**Brief:**
Could you output each line of the data that follows exactly?

── Records to use ──

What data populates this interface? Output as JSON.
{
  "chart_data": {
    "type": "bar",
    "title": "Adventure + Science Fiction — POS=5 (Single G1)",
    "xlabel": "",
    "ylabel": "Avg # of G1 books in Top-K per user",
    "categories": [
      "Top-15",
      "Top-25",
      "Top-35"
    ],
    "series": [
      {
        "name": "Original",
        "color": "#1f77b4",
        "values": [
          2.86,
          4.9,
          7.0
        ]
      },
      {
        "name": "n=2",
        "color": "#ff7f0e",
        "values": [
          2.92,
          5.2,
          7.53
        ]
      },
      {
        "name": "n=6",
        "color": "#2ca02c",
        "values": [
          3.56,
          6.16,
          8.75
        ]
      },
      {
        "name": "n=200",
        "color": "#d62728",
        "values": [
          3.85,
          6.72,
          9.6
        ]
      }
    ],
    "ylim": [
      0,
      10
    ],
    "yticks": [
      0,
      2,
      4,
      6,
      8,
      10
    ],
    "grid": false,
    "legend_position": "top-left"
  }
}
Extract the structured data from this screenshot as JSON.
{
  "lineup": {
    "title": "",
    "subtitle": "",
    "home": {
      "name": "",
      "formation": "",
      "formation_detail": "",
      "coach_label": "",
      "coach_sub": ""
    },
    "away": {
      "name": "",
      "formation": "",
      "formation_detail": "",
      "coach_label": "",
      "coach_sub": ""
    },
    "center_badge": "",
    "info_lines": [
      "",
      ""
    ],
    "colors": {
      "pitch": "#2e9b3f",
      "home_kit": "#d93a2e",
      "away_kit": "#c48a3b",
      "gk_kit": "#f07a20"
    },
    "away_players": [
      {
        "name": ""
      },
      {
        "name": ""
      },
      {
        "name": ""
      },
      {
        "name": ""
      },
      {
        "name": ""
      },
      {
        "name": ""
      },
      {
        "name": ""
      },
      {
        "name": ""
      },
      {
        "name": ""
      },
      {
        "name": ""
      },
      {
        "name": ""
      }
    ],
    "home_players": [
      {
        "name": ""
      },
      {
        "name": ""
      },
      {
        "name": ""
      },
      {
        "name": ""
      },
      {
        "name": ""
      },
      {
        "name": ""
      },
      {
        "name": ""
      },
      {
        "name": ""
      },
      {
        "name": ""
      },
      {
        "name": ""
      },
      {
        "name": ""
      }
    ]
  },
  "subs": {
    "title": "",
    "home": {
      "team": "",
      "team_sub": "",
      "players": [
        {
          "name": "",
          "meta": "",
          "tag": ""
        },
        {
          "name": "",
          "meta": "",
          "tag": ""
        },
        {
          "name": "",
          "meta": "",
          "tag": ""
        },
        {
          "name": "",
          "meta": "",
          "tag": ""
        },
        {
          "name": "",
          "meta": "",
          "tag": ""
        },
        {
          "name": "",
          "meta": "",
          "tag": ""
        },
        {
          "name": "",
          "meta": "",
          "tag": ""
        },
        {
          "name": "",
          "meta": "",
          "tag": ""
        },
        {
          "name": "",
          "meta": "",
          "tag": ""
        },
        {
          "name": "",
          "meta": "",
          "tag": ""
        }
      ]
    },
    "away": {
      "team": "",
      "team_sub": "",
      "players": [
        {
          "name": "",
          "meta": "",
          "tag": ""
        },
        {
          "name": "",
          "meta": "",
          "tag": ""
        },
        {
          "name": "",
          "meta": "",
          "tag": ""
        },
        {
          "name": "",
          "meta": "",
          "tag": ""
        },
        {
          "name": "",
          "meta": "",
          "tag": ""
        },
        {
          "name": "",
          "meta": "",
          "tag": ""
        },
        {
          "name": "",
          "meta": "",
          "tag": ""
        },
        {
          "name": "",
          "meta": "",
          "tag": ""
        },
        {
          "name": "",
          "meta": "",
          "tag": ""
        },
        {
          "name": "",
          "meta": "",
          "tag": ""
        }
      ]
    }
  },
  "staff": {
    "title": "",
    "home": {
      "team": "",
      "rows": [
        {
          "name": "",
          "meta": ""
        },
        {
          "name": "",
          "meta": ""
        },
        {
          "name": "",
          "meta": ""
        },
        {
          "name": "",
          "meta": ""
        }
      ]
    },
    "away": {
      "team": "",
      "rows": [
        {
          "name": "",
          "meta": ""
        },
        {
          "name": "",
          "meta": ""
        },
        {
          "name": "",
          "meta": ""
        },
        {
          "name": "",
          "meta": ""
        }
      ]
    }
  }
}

───

**Exercise response:**
What data populates this interface? Output as JSON.
{
  "chart_data": {
    "type": "bar",
    "title": "Adventure + Science Fiction — POS=5 (Single G1)",
    "xlabel": "",
    "ylabel": "Avg # of G1 books in Top-K per user",
    "categories": [
      "Top-15",
      "Top-25",
      "Top-35"
    ],
    "series": [
      {
        "name": "Original",
        "color": "#1f77b4",
        "values": [
          2.86,
          4.9,
          7.0
        ]
      },
      {
        "name": "n=2",
        "color": "#ff7f0e",
        "values": [
          2.92,
          5.2,
          7.53
        ]
      },
      {
        "name": "n=6",
        "color": "#2ca02c",
        "values": [
          3.56,
          6.16,
          8.75
        ]
      },
      {
        "name": "n=200",
        "color": "#d62728",
        "values": [
          3.85,
          6.72,
          9.6
        ]
      }
    ],
    "ylim": [
      0,
      10
    ],
    "yticks": [
      0,
      2,
      4,
      6,
      8,
      10
    ],
    "grid": false,
    "legend_position": "top-left"
  }
}
Extract the structured data from this screenshot as JSON.
{
  "lineup": {
    "title": "",
    "subtitle": "",
    "home": {
      "name": "",
      "formation": "",
      "formation_detail": "",
      "coach_label": "",
      "coach_sub": ""
    },
    "away": {
      "name": "",
      "formation": "",
      "formation_detail": "",
      "coach_label": "",
      "coach_sub": ""
    },
    "center_badge": "",
    "info_lines": [
      "",
      ""
    ],
    "colors": {
      "pitch": "#2e9b3f",
      "home_kit": "#d93a2e",
      "away_kit": "#c48a3b",
      "gk_kit": "#f07a20"
    },
    "away_players": [
      {
        "name": ""
      },
      {
        "name": ""
      },
      {
        "name": ""
      },
      {
        "name": ""
      },
      {
        "name": ""
      },
      {
        "name": ""
      },
      {
        "name": ""
      },
      {
        "name": ""
      },
      {
        "name": ""
      },
      {
        "name": ""
      },
      {
        "name": ""
      }
    ],
    "home_players": [
      {
        "name": ""
      },
      {
        "name": ""
      },
      {
        "name": ""
      },
      {
        "name": ""
      },
      {
        "name": ""
      },
      {
        "name": ""
      },
      {
        "name": ""
      },
      {
        "name": ""
      },
      {
        "name": ""
      },
      {
        "name": ""
      },
      {
        "name": ""
      }
    ]
  },
  "subs": {
    "title": "",
    "home": {
      "team": "",
      "team_sub": "",
      "players": [
        {
          "name": "",
          "meta": "",
          "tag": ""
        },
        {
          "name": "",
          "meta": "",
          "tag": ""
        },
        {
          "name": "",
          "meta": "",
          "tag": ""
        },
        {
          "name": "",
          "meta": "",
          "tag": ""
        },
        {
          "name": "",
          "meta": "",
          "tag": ""
        },
        {
          "name": "",
          "meta": "",
          "tag": ""
        },
        {
          "name": "",
          "meta": "",
          "tag": ""
        },
        {
          "name": "",
          "meta": "",
          "tag": ""
        },
        {
          "name": "",
          "meta": "",
          "tag": ""
        },
        {
          "name": "",
          "meta": "",
          "tag": ""
        }
      ]
    },
    "away": {
      "team": "",
      "team_sub": "",
      "players": [
        {
          "name": "",
          "meta": "",
          "tag": ""
        },
        {
          "name": "",
          "meta": "",
          "tag": ""
        },
        {
          "name": "",
          "meta": "",
          "tag": ""
        },
        {
          "name": "",
          "meta": "",
          "tag": ""
        },
        {
          "name": "",
          "meta": "",
          "tag": ""
        },
        {
          "name": "",
          "meta": "",
          "tag": ""
        },
        {
          "name": "",
          "meta": "",
          "tag": ""
        },
        {
          "name": "",
          "meta": "",
          "tag": ""
        },
        {
          "name": "",
          "meta": "",
          "tag": ""
        },
        {
          "name": "",
          "meta": "",
          "tag": ""
        }
      ]
    }
  },
  "staff": {
    "title": "",
    "home": {
      "team": "",
      "rows": [
        {
          "name": "",
          "meta": ""
        },
        {
          "name": "",
          "meta": ""
        },
        {
          "name": "",
          "meta": ""
        },
        {
          "name": "",
          "meta": ""
        }
      ]
    },
    "away": {
      "team": "",
      "rows": [
        {
          "name": "",
          "meta": ""
        },
        {
          "name": "",
          "meta": ""
        },
        {
          "name": "",
          "meta": ""
        },
        {
          "name": "",
          "meta": ""
        }
      ]
    }
  }
}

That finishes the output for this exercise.